• _Instructions for the task_
Pull out every line from the listing that has the word "Faradic".

• _Information provided_
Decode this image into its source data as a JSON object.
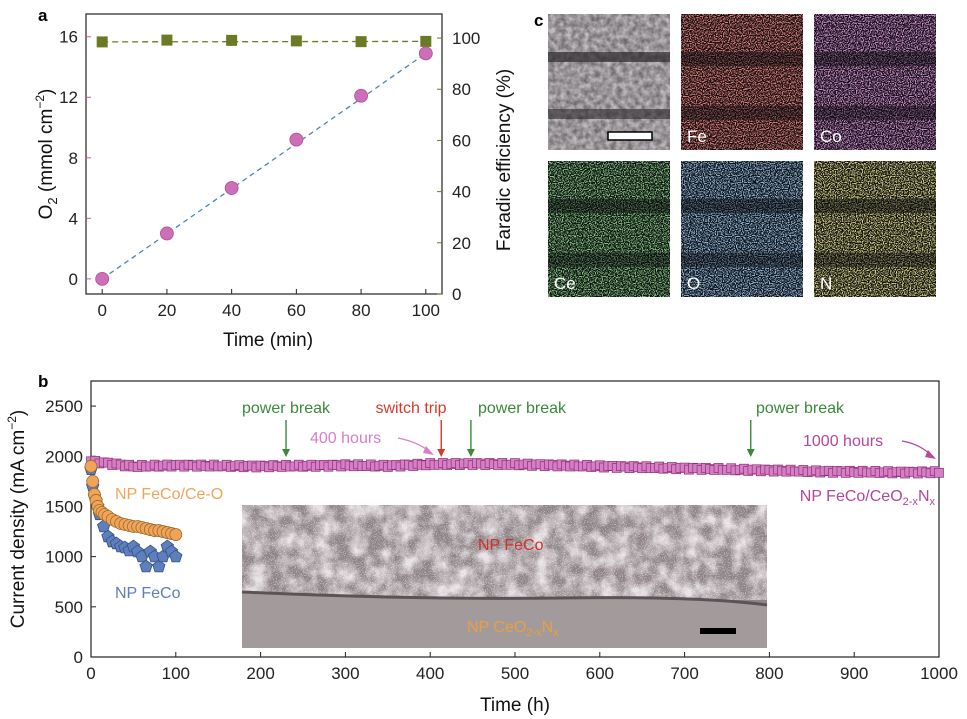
{
  "panel_labels": {
    "a": "a",
    "b": "b",
    "c": "c"
  },
  "chart_data": [
    {
      "panel": "a",
      "type": "scatter",
      "x": [
        0,
        20,
        40,
        60,
        80,
        100
      ],
      "xlabel": "Time (min)",
      "xlim": [
        -5,
        105
      ],
      "xticks": [
        "0",
        "20",
        "40",
        "60",
        "80",
        "100"
      ],
      "series": [
        {
          "name": "O2",
          "axis": "left",
          "marker": "circle",
          "color": "#cd6fb8",
          "fit_line": true,
          "values": [
            0,
            3.0,
            6.0,
            9.2,
            12.1,
            14.9
          ]
        },
        {
          "name": "Faradic efficiency",
          "axis": "right",
          "marker": "square",
          "color": "#6b7a25",
          "values": [
            98.5,
            99.2,
            99.1,
            98.9,
            98.6,
            98.7
          ]
        }
      ],
      "ylabel_left_main": "O",
      "ylabel_left_sub": "2",
      "ylabel_left_unit": " (mmol cm",
      "ylabel_left_exp": "−2",
      "ylabel_left_close": ")",
      "ylabel_right": "Faradic efficiency (%)",
      "ylim_left": [
        -1,
        17.5
      ],
      "yticks_left": [
        "0",
        "4",
        "8",
        "12",
        "16"
      ],
      "ylim_right": [
        0,
        109.4
      ],
      "yticks_right": [
        "0",
        "20",
        "40",
        "60",
        "80",
        "100"
      ],
      "colors": {
        "left_axis": "#c45aa8",
        "right_axis": "#6b7a25",
        "fit_line": "#4a86b0"
      }
    },
    {
      "panel": "b",
      "type": "scatter",
      "xlabel": "Time (h)",
      "ylabel_main": "Current density (mA cm",
      "ylabel_exp": "−2",
      "ylabel_close": ")",
      "xlim": [
        0,
        1000
      ],
      "ylim": [
        0,
        2750
      ],
      "xticks": [
        "0",
        "100",
        "200",
        "300",
        "400",
        "500",
        "600",
        "700",
        "800",
        "900",
        "1000"
      ],
      "yticks": [
        "0",
        "500",
        "1000",
        "1500",
        "2000",
        "2500"
      ],
      "series": [
        {
          "name": "NP FeCo/CeO2-xNx",
          "marker": "square",
          "color": "#d77fc4",
          "x": [
            0,
            50,
            100,
            150,
            200,
            250,
            300,
            350,
            400,
            450,
            500,
            550,
            600,
            650,
            700,
            750,
            800,
            850,
            900,
            950,
            1000
          ],
          "values": [
            1950,
            1900,
            1910,
            1905,
            1900,
            1905,
            1910,
            1905,
            1920,
            1925,
            1920,
            1910,
            1900,
            1890,
            1880,
            1870,
            1860,
            1850,
            1845,
            1840,
            1840
          ]
        },
        {
          "name": "NP FeCo/Ce-O",
          "marker": "circle",
          "color": "#f0a45a",
          "x": [
            0,
            2,
            4,
            6,
            8,
            10,
            13,
            16,
            20,
            25,
            30,
            35,
            40,
            45,
            50,
            55,
            60,
            65,
            70,
            75,
            80,
            85,
            90,
            95,
            100
          ],
          "values": [
            1900,
            1750,
            1620,
            1560,
            1500,
            1460,
            1440,
            1420,
            1400,
            1370,
            1350,
            1330,
            1320,
            1310,
            1300,
            1300,
            1290,
            1280,
            1270,
            1260,
            1260,
            1250,
            1240,
            1230,
            1220
          ]
        },
        {
          "name": "NP FeCo",
          "marker": "pentagon",
          "color": "#5e7fbd",
          "x": [
            0,
            2,
            4,
            6,
            8,
            10,
            15,
            20,
            25,
            30,
            35,
            40,
            45,
            50,
            55,
            60,
            65,
            70,
            75,
            80,
            85,
            90,
            95,
            100
          ],
          "values": [
            1870,
            1700,
            1600,
            1550,
            1500,
            1420,
            1300,
            1200,
            1150,
            1130,
            1100,
            1090,
            1060,
            1100,
            1050,
            1000,
            900,
            1050,
            1000,
            900,
            1000,
            1100,
            1050,
            1000
          ]
        }
      ],
      "labels": {
        "np_feco_ce_o": "NP FeCo/Ce-O",
        "np_feco": "NP FeCo",
        "np_feco_ceo2_main": "NP FeCo/CeO",
        "np_feco_ceo2_sub1": "2-x",
        "np_feco_ceo2_mid": "N",
        "np_feco_ceo2_sub2": "x"
      },
      "annotations": {
        "power_break": "power break",
        "switch_trip": "switch trip",
        "hours_400": "400 hours",
        "hours_1000": "1000 hours"
      },
      "power_break_times": [
        230,
        448,
        778
      ],
      "switch_trip_time": 413,
      "colors": {
        "green": "#3a8a3a",
        "red": "#d63a2a",
        "pink_text": "#d87fc6",
        "magenta_text": "#b5469c"
      },
      "inset": {
        "label_top": "NP FeCo",
        "label_bottom_main": "NP CeO",
        "label_bottom_sub1": "2-x",
        "label_bottom_mid": "N",
        "label_bottom_sub2": "x",
        "label_top_color": "#d0322a",
        "label_bottom_color": "#e8a040"
      }
    }
  ],
  "panel_c": {
    "tiles": [
      {
        "label": "",
        "color": "#9a9a9a",
        "kind": "sem"
      },
      {
        "label": "Fe",
        "color": "#d63a32",
        "kind": "map"
      },
      {
        "label": "Co",
        "color": "#b24aa8",
        "kind": "map"
      },
      {
        "label": "Ce",
        "color": "#3f9c3a",
        "kind": "map"
      },
      {
        "label": "O",
        "color": "#4e8ac8",
        "kind": "map"
      },
      {
        "label": "N",
        "color": "#b9b43c",
        "kind": "map"
      }
    ]
  }
}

• _Solved exercise_
          "name": "Faradic efficiency",
      "ylabel_right": "Faradic efficiency (%)",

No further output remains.